◆ What this task involves ◆
Check each line of the listing below for the string "olch", and copy the ones that have it.

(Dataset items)
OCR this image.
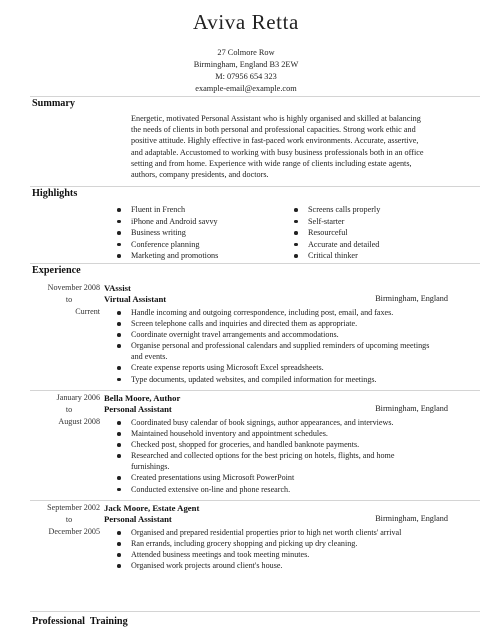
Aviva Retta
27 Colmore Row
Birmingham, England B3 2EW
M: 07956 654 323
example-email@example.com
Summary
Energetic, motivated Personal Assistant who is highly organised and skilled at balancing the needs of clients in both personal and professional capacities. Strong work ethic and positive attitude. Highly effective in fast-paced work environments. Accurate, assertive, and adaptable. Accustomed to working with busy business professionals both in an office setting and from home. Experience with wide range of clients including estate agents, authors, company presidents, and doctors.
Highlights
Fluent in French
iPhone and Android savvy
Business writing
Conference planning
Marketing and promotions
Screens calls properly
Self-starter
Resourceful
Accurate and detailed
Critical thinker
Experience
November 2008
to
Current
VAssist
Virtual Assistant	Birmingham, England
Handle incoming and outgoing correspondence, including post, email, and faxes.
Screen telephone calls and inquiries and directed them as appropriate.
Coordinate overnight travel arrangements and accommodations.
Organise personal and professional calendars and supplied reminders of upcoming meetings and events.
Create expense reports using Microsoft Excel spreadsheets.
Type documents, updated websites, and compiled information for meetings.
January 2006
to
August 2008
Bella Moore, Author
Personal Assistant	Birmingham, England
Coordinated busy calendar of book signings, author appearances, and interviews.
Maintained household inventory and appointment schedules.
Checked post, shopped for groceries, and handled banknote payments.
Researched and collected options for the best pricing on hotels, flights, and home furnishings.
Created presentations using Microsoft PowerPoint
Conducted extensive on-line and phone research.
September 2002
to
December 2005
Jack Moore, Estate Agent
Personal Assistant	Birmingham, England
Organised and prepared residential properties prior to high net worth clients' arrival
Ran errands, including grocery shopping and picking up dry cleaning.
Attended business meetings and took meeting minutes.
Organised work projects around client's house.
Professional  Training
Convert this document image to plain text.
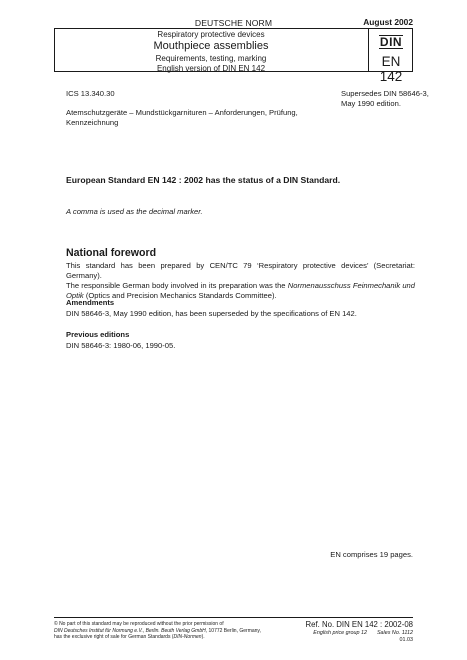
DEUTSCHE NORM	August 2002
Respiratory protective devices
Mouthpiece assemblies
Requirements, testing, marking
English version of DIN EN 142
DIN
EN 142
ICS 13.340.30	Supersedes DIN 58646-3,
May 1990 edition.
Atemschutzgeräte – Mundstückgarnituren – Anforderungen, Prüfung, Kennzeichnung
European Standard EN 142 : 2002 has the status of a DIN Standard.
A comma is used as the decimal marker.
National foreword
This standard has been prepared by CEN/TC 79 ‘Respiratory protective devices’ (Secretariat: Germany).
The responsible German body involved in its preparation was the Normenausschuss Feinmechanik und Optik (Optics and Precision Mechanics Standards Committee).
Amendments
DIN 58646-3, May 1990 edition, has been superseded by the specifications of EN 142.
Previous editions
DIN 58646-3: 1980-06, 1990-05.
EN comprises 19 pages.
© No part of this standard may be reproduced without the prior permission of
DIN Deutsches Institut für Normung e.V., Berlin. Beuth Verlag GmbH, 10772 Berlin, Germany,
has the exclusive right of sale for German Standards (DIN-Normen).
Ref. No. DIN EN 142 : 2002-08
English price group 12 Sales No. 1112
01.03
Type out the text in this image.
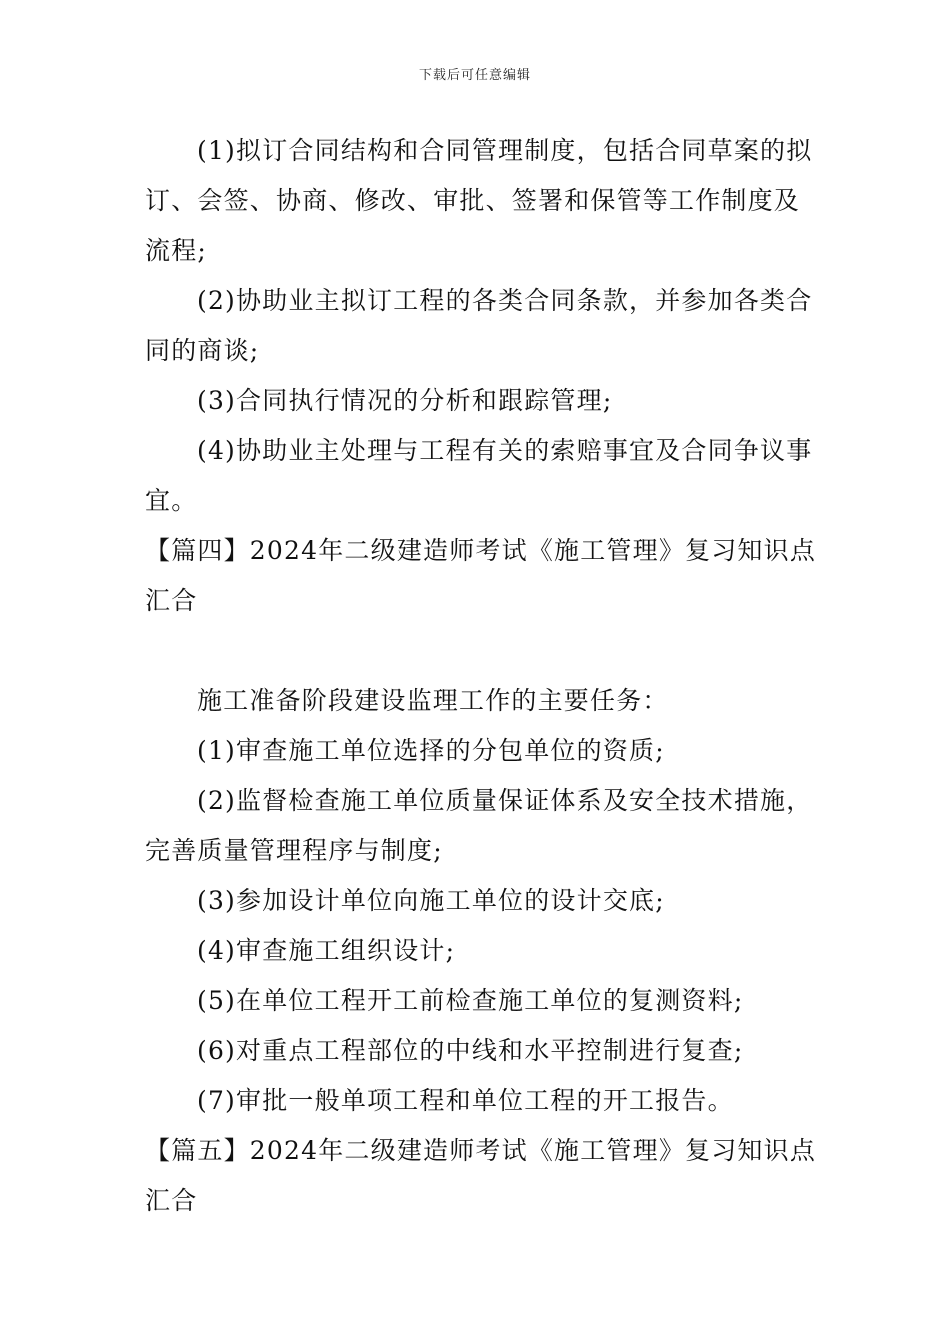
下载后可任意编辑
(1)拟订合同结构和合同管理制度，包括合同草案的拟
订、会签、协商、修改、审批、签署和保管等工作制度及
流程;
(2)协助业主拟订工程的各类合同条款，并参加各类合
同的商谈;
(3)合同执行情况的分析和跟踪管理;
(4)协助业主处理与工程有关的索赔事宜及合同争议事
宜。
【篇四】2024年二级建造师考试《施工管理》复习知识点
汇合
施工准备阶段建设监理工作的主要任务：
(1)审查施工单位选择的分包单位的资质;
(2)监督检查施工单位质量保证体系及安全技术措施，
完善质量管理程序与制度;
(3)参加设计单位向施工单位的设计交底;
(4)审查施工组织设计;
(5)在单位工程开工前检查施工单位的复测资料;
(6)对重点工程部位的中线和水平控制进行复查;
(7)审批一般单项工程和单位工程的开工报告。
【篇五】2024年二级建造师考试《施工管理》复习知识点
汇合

* * *

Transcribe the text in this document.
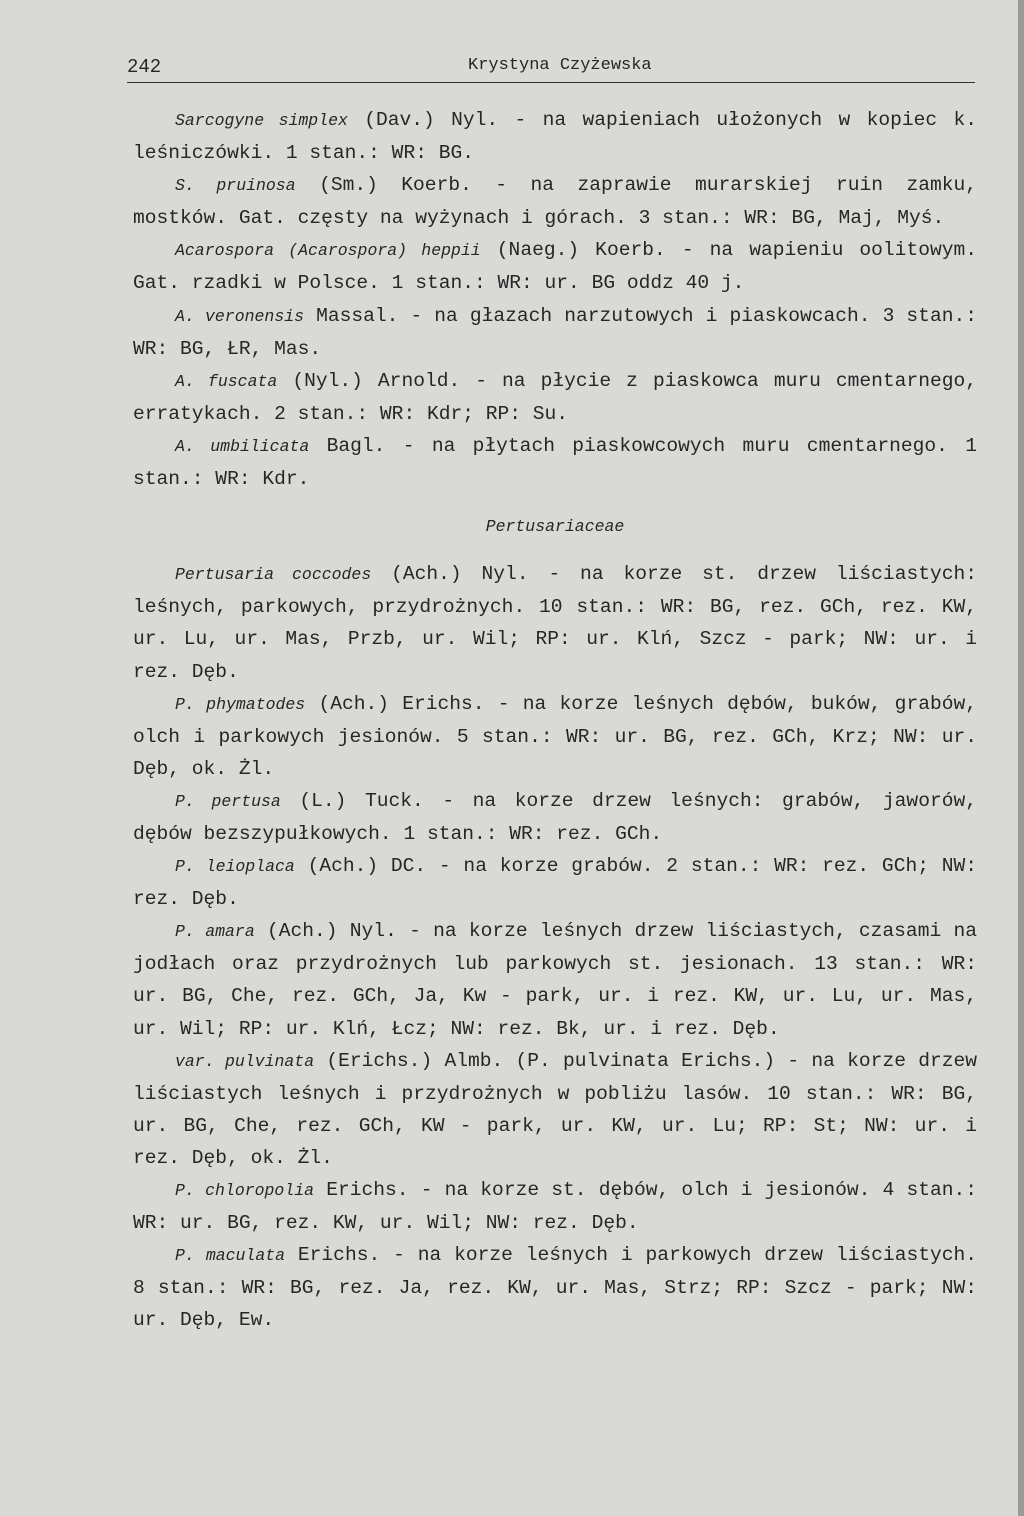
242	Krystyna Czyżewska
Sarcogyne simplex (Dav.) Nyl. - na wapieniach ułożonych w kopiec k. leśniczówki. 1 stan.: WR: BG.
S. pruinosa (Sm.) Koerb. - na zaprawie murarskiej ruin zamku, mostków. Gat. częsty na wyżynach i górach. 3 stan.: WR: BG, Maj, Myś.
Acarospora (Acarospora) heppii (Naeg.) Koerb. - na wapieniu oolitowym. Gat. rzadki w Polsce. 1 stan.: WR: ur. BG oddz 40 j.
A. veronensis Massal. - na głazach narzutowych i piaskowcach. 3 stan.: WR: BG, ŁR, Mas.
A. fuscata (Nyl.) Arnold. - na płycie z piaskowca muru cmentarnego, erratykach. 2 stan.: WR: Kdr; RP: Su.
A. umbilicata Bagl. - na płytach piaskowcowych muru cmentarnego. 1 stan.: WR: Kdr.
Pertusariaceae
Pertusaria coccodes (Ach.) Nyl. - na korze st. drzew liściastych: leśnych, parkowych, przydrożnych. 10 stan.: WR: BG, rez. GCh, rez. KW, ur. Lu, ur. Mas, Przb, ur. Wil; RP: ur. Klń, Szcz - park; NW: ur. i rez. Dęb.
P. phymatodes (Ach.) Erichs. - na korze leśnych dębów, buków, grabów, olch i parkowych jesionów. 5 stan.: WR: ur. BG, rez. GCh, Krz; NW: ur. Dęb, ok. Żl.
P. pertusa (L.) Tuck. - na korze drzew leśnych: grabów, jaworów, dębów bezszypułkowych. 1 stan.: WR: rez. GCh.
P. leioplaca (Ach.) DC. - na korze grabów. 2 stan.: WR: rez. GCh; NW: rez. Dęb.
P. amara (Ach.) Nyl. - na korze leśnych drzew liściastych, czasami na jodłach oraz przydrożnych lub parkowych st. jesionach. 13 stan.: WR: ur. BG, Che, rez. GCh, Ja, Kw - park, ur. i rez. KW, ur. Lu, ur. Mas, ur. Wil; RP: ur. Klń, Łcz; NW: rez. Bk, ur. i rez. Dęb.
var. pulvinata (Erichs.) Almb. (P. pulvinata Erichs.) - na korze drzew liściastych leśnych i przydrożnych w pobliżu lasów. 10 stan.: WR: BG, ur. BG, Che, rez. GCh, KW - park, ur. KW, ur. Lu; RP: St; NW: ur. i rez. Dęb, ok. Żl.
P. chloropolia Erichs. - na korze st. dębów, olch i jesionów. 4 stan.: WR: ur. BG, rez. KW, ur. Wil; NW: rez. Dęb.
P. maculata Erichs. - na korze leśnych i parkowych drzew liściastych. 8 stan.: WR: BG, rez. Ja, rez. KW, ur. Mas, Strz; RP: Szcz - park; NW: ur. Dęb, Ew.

◆ Answer ◆
P. phymatodes (Ach.) Erichs. - na korze leśnych dębów, buków, grabów, olch i parkowych jesionów. 5 stan.: WR: ur. BG, rez. GCh, Krz; NW: ur. Dęb, ok. Żl.
P. chloropolia Erichs. - na korze st. dębów, olch i jesionów. 4 stan.: WR: ur. BG, rez. KW, ur. Wil; NW: rez. Dęb.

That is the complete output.